:: The task ::
Repeat the records below with every "wind-grid" renamed to "wind-gridlines" and nothing else changed. Omit the pictures from your answer.

:: Given records ::
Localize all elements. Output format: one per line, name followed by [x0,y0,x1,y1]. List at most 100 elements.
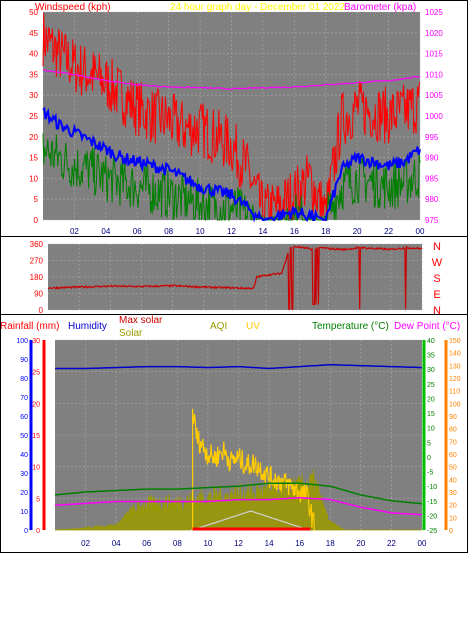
dew-point-y-tick-label: 100 [449,401,461,408]
weather-x-tick-label: 22 [387,539,396,548]
rainfall-y-tick-label: 100 [16,338,28,345]
humidity-axis-label: Humidity [68,321,107,332]
bottom-frame [0,314,468,553]
direction-y-tick-label: 90 [34,290,43,299]
wind-x-tick-label: 16 [290,227,299,236]
dew-point-axis-label: Dew Point (°C) [394,321,460,332]
temperature-y-tick-label: 40 [427,338,435,345]
barometer-series [42,69,421,91]
rainfall-y-tick-label: 60 [20,414,28,421]
weather-series [54,363,423,531]
wind-y-tick-label: 45 [29,29,38,38]
temperature-y-tick-label: 0 [427,455,431,462]
weather-x-tick-label: 20 [356,539,365,548]
temperature-y-tick-label: -20 [427,513,437,520]
weather-x-tick-label: 16 [295,539,304,548]
wind-y-tick-label: 30 [29,91,38,100]
wind-x-tick-label: 00 [416,227,425,236]
wind-y-tick-label: 20 [29,133,38,142]
wind-y-tick-label: 5 [34,195,39,204]
uv-series [192,408,315,531]
wind-y-tick-label: 35 [29,70,38,79]
rainfall-y-tick-label: 0 [24,528,28,535]
temperature-y-tick-label: -25 [427,528,437,535]
dew-point-y-tick-label: 130 [449,363,461,370]
humidity-y-tick-label: 20 [32,401,40,408]
barometer-y-ticks: 975 980 985 990 995 1000 1005 1010 1015 1020 1025 [425,8,443,225]
wind-x-tick-label: 08 [164,227,173,236]
wind-x-tick-label: 22 [384,227,393,236]
wind-avg-blue-series [42,106,421,223]
compass-label-e: E [433,289,440,301]
humidity-y-tick-label: 10 [32,465,40,472]
temperature-axis-label: Temperature (°C) [312,321,389,332]
dew-point-y-tick-label: 30 [449,490,457,497]
wind-x-tick-label: 06 [133,227,142,236]
humidity-y-tick-label: 25 [32,370,40,377]
weather-x-tick-label: 10 [203,539,212,548]
rainfall-y-tick-label: 20 [20,490,28,497]
barometer-y-tick-label: 980 [425,195,439,204]
weather-x-tick-label: 06 [142,539,151,548]
direction-y-tick-label: 270 [30,257,44,266]
barometer-y-tick-label: 1015 [425,50,443,59]
barometer-y-tick-label: 1025 [425,8,443,17]
humidity-y-tick-label: 15 [32,433,40,440]
temperature-y-tick-label: 15 [427,411,435,418]
dew-point-series [54,496,423,516]
temperature-y-tick-label: -5 [427,470,433,477]
wind-y-tick-label: 25 [29,112,38,121]
weather-x-tick-label: 02 [81,539,90,548]
wind-x-tick-label: 04 [101,227,110,236]
wind-x-tick-label: 10 [196,227,205,236]
dew-point-y-tick-label: 20 [449,503,457,510]
weather-x-tick-label: 18 [326,539,335,548]
wind-avg-green-series [42,133,421,222]
wind-x-tick-label: 20 [353,227,362,236]
weather-x-tick-label: 04 [112,539,121,548]
dew-point-y-tick-label: 150 [449,338,461,345]
temperature-y-tick-label: 20 [427,396,435,403]
temperature-y-tick-label: 35 [427,353,435,360]
weather-y-axes: 0 10 20 30 40 50 60 70 80 90 100 0 5 10 15 20 25 30 -25 -20… [16,338,460,535]
wind-x-ticks: 02 04 06 08 10 12 14 16 18 20 22 00 [70,227,425,236]
barometer-y-tick-label: 985 [425,174,439,183]
dew-point-y-tick-label: 120 [449,376,461,383]
rainfall-y-tick-label: 50 [20,433,28,440]
wind-y-tick-label: 40 [29,50,38,59]
dew-point-y-tick-label: 110 [449,389,460,396]
wind-direction-series [47,245,423,310]
weather-x-tick-label: 08 [173,539,182,548]
dew-point-y-tick-label: 0 [449,528,453,535]
legend-aqi: AQI [210,321,227,332]
wind-series [42,13,421,223]
barometer-y-tick-label: 1020 [425,29,443,38]
humidity-y-tick-label: 0 [36,528,40,535]
dew-point-y-tick-label: 10 [449,515,457,522]
weather-x-ticks: 02 04 06 08 10 12 14 16 18 20 22 00 [81,539,427,548]
compass-label-s: S [433,273,440,285]
humidity-y-tick-label: 5 [36,496,40,503]
barometer-y-tick-label: 995 [425,133,439,142]
temperature-y-tick-label: 25 [427,382,435,389]
wind-y-ticks: 0 5 10 15 20 25 30 35 40 45 50 [29,8,38,225]
wind-y-tick-label: 0 [34,216,39,225]
rainfall-y-tick-label: 30 [20,471,28,478]
rainfall-y-tick-label: 90 [20,357,28,364]
dew-point-y-tick-label: 90 [449,414,457,421]
weather-x-tick-label: 00 [418,539,427,548]
dew-point-y-tick-label: 70 [449,439,457,446]
humidity-series [55,363,423,370]
weather-x-tick-label: 14 [265,539,274,548]
barometer-y-tick-label: 1010 [425,70,443,79]
direction-y-ticks: 0 90 180 270 360 [30,240,44,315]
wind-x-tick-label: 18 [321,227,330,236]
temperature-series [54,482,423,505]
wind-grid [43,11,421,221]
barometer-y-tick-label: 975 [425,216,439,225]
rainfall-axis-label: Rainfall (mm) [0,321,59,332]
dew-point-y-tick-label: 80 [449,427,457,434]
dew-point-y-tick-label: 60 [449,452,457,459]
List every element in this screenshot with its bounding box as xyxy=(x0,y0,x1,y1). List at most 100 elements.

:: Exercise response ::
Localize all elements. Output format: one per line, name followed by [x0,y0,x1,y1]. List at most 100 elements.
dew-point-y-tick-label: 100 [449,401,461,408]
weather-x-tick-label: 22 [387,539,396,548]
rainfall-y-tick-label: 100 [16,338,28,345]
humidity-axis-label: Humidity [68,321,107,332]
bottom-frame [0,314,468,553]
direction-y-tick-label: 90 [34,290,43,299]
wind-x-tick-label: 16 [290,227,299,236]
dew-point-axis-label: Dew Point (°C) [394,321,460,332]
temperature-y-tick-label: 40 [427,338,435,345]
barometer-series [42,69,421,91]
rainfall-y-tick-label: 60 [20,414,28,421]
weather-series [54,363,423,531]
wind-y-tick-label: 45 [29,29,38,38]
temperature-y-tick-label: 0 [427,455,431,462]
weather-x-tick-label: 20 [356,539,365,548]
temperature-y-tick-label: -20 [427,513,437,520]
weather-x-tick-label: 16 [295,539,304,548]
wind-y-tick-label: 30 [29,91,38,100]
wind-x-tick-label: 00 [416,227,425,236]
wind-y-tick-label: 20 [29,133,38,142]
wind-y-tick-label: 5 [34,195,39,204]
uv-series [192,408,315,531]
wind-y-tick-label: 35 [29,70,38,79]
rainfall-y-tick-label: 0 [24,528,28,535]
temperature-y-tick-label: -25 [427,528,437,535]
dew-point-y-tick-label: 130 [449,363,461,370]
humidity-y-tick-label: 20 [32,401,40,408]
barometer-y-ticks: 975 980 985 990 995 1000 1005 1010 1015 1020 1025 [425,8,443,225]
wind-x-tick-label: 08 [164,227,173,236]
wind-x-tick-label: 22 [384,227,393,236]
wind-avg-blue-series [42,106,421,223]
compass-label-e: E [433,289,440,301]
humidity-y-tick-label: 10 [32,465,40,472]
temperature-axis-label: Temperature (°C) [312,321,389,332]
dew-point-y-tick-label: 30 [449,490,457,497]
wind-x-tick-label: 06 [133,227,142,236]
humidity-y-tick-label: 25 [32,370,40,377]
weather-x-tick-label: 10 [203,539,212,548]
rainfall-y-tick-label: 20 [20,490,28,497]
barometer-y-tick-label: 980 [425,195,439,204]
weather-x-tick-label: 06 [142,539,151,548]
direction-y-tick-label: 270 [30,257,44,266]
barometer-y-tick-label: 1015 [425,50,443,59]
barometer-y-tick-label: 1025 [425,8,443,17]
humidity-y-tick-label: 15 [32,433,40,440]
temperature-y-tick-label: 15 [427,411,435,418]
dew-point-series [54,496,423,516]
temperature-y-tick-label: -5 [427,470,433,477]
wind-y-tick-label: 25 [29,112,38,121]
weather-x-tick-label: 02 [81,539,90,548]
wind-x-tick-label: 04 [101,227,110,236]
wind-x-tick-label: 10 [196,227,205,236]
dew-point-y-tick-label: 20 [449,503,457,510]
weather-x-tick-label: 18 [326,539,335,548]
wind-avg-green-series [42,133,421,222]
wind-x-tick-label: 20 [353,227,362,236]
weather-x-tick-label: 04 [112,539,121,548]
dew-point-y-tick-label: 150 [449,338,461,345]
temperature-y-tick-label: 20 [427,396,435,403]
temperature-y-tick-label: 35 [427,353,435,360]
weather-y-axes: 0 10 20 30 40 50 60 70 80 90 100 0 5 10 15 20 25 30 -25 -20… [16,338,460,535]
wind-x-ticks: 02 04 06 08 10 12 14 16 18 20 22 00 [70,227,425,236]
barometer-y-tick-label: 985 [425,174,439,183]
dew-point-y-tick-label: 120 [449,376,461,383]
rainfall-y-tick-label: 50 [20,433,28,440]
wind-y-tick-label: 40 [29,50,38,59]
dew-point-y-tick-label: 110 [449,389,460,396]
wind-direction-series [47,245,423,310]
weather-x-tick-label: 08 [173,539,182,548]
dew-point-y-tick-label: 0 [449,528,453,535]
legend-aqi: AQI [210,321,227,332]
wind-series [42,13,421,223]
barometer-y-tick-label: 1020 [425,29,443,38]
humidity-y-tick-label: 0 [36,528,40,535]
dew-point-y-tick-label: 10 [449,515,457,522]
weather-x-ticks: 02 04 06 08 10 12 14 16 18 20 22 00 [81,539,427,548]
compass-label-s: S [433,273,440,285]
humidity-y-tick-label: 5 [36,496,40,503]
barometer-y-tick-label: 995 [425,133,439,142]
temperature-y-tick-label: 25 [427,382,435,389]
wind-y-ticks: 0 5 10 15 20 25 30 35 40 45 50 [29,8,38,225]
wind-y-tick-label: 0 [34,216,39,225]
rainfall-y-tick-label: 30 [20,471,28,478]
rainfall-y-tick-label: 90 [20,357,28,364]
dew-point-y-tick-label: 90 [449,414,457,421]
weather-x-tick-label: 00 [418,539,427,548]
dew-point-y-tick-label: 70 [449,439,457,446]
humidity-series [55,363,423,370]
weather-x-tick-label: 14 [265,539,274,548]
barometer-y-tick-label: 1010 [425,70,443,79]
direction-y-ticks: 0 90 180 270 360 [30,240,44,315]
wind-x-tick-label: 18 [321,227,330,236]
temperature-series [54,482,423,505]
wind-gridlines [43,11,421,221]
barometer-y-tick-label: 975 [425,216,439,225]
rainfall-axis-label: Rainfall (mm) [0,321,59,332]
dew-point-y-tick-label: 80 [449,427,457,434]
dew-point-y-tick-label: 60 [449,452,457,459]
List every element in this screenshot with its bounding box as xyxy=(x0,y0,x1,y1). List at most 100 elements.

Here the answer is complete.